● WHAT IS ASKED
Print every entry word for word, but omit the pictures.

-- start of DATA FOR THIS TASK --

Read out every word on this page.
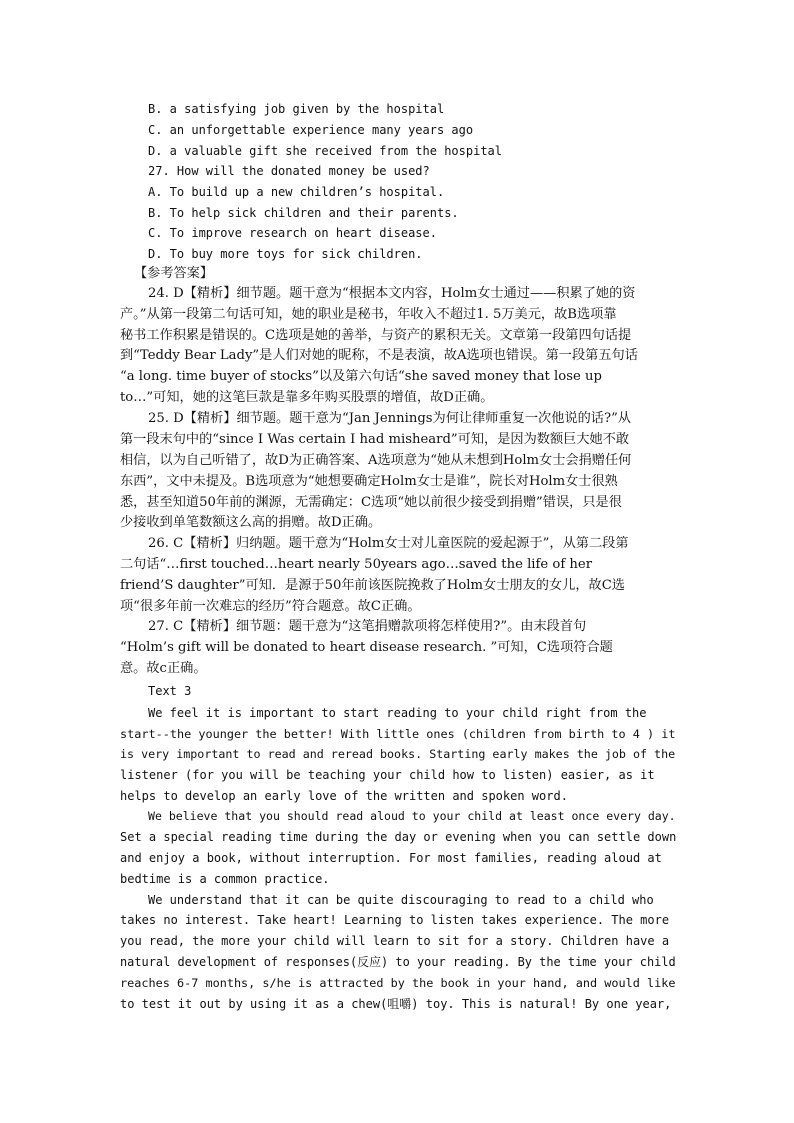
B. a satisfying job given by the hospital
C. an unforgettable experience many years ago
D. a valuable gift she received from the hospital
27. How will the donated money be used?
A. To build up a new children’s hospital.
B. To help sick children and their parents.
C. To improve research on heart disease.
D. To buy more toys for sick children.
【参考答案】
24. D【精析】细节题。题干意为“根据本文内容，Holm女士通过——积累了她的资
产。”从第一段第二句话可知，她的职业是秘书，年收入不超过1. 5万美元，故B选项靠
秘书工作积累是错误的。C选项是她的善举，与资产的累积无关。文章第一段第四句话提
到“Teddy Bear Lady”是人们对她的昵称，不是表演，故A选项也错误。第一段第五句话
“a long. time buyer of stocks”以及第六句话“she saved money that lose up
to…”可知，她的这笔巨款是靠多年购买股票的增值，故D正确。
25. D【精析】细节题。题干意为“Jan Jennings为何让律师重复一次他说的话?”从
第一段末句中的“since I Was certain I had misheard”可知，是因为数额巨大她不敢
相信，以为自己听错了，故D为正确答案、A选项意为“她从未想到Holm女士会捐赠任何
东西”，文中未提及。B选项意为“她想要确定Holm女士是谁”，院长对Holm女士很熟
悉，甚至知道50年前的渊源，无需确定：C选项“她以前很少接受到捐赠”错误，只是很
少接收到单笔数额这么高的捐赠。故D正确。
26. C【精析】归纳题。题干意为“Holm女士对儿童医院的爱起源于”，从第二段第
二句话“…first touched…heart nearly 50years ago…saved the life of her
friend’S daughter”可知．是源于50年前该医院挽救了Holm女士朋友的女儿，故C选
项“很多年前一次难忘的经历”符合题意。故C正确。
27. C【精析】细节题：题干意为“这笔捐赠款项将怎样使用?”。由末段首句
“Holm’s gift will be donated to heart disease research. ”可知，C选项符合题
意。故c正确。
Text 3
We feel it is important to start reading to your child right from the
start--the younger the better! With little ones (children from birth to 4 ) it
is very important to read and reread books. Starting early makes the job of the
listener (for you will be teaching your child how to listen) easier, as it
helps to develop an early love of the written and spoken word.
We believe that you should read aloud to your child at least once every day.
Set a special reading time during the day or evening when you can settle down
and enjoy a book, without interruption. For most families, reading aloud at
bedtime is a common practice.
We understand that it can be quite discouraging to read to a child who
takes no interest. Take heart! Learning to listen takes experience. The more
you read, the more your child will learn to sit for a story. Children have a
natural development of responses(反应) to your reading. By the time your child
reaches 6-7 months, s/he is attracted by the book in your hand, and would like
to test it out by using it as a chew(咀嚼) toy. This is natural! By one year,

-- end of DATA FOR THIS TASK --

● SOLUTION
Read out every word on this page.
B. a satisfying job given by the hospital
C. an unforgettable experience many years ago
D. a valuable gift she received from the hospital
27. How will the donated money be used?
A. To build up a new children’s hospital.
B. To help sick children and their parents.
C. To improve research on heart disease.
D. To buy more toys for sick children.
【参考答案】
24. D【精析】细节题。题干意为“根据本文内容，Holm女士通过——积累了她的资
产。”从第一段第二句话可知，她的职业是秘书，年收入不超过1. 5万美元，故B选项靠
秘书工作积累是错误的。C选项是她的善举，与资产的累积无关。文章第一段第四句话提
到“Teddy Bear Lady”是人们对她的昵称，不是表演，故A选项也错误。第一段第五句话
“a long. time buyer of stocks”以及第六句话“she saved money that lose up
to…”可知，她的这笔巨款是靠多年购买股票的增值，故D正确。
25. D【精析】细节题。题干意为“Jan Jennings为何让律师重复一次他说的话?”从
第一段末句中的“since I Was certain I had misheard”可知，是因为数额巨大她不敢
相信，以为自己听错了，故D为正确答案、A选项意为“她从未想到Holm女士会捐赠任何
东西”，文中未提及。B选项意为“她想要确定Holm女士是谁”，院长对Holm女士很熟
悉，甚至知道50年前的渊源，无需确定：C选项“她以前很少接受到捐赠”错误，只是很
少接收到单笔数额这么高的捐赠。故D正确。
26. C【精析】归纳题。题干意为“Holm女士对儿童医院的爱起源于”，从第二段第
二句话“…first touched…heart nearly 50years ago…saved the life of her
friend’S daughter”可知．是源于50年前该医院挽救了Holm女士朋友的女儿，故C选
项“很多年前一次难忘的经历”符合题意。故C正确。
27. C【精析】细节题：题干意为“这笔捐赠款项将怎样使用?”。由末段首句
“Holm’s gift will be donated to heart disease research. ”可知，C选项符合题
意。故c正确。
Text 3
We feel it is important to start reading to your child right from the
start--the younger the better! With little ones (children from birth to 4 ) it
is very important to read and reread books. Starting early makes the job of the
listener (for you will be teaching your child how to listen) easier, as it
helps to develop an early love of the written and spoken word.
We believe that you should read aloud to your child at least once every day.
Set a special reading time during the day or evening when you can settle down
and enjoy a book, without interruption. For most families, reading aloud at
bedtime is a common practice.
We understand that it can be quite discouraging to read to a child who
takes no interest. Take heart! Learning to listen takes experience. The more
you read, the more your child will learn to sit for a story. Children have a
natural development of responses(反应) to your reading. By the time your child
reaches 6-7 months, s/he is attracted by the book in your hand, and would like
to test it out by using it as a chew(咀嚼) toy. This is natural! By one year,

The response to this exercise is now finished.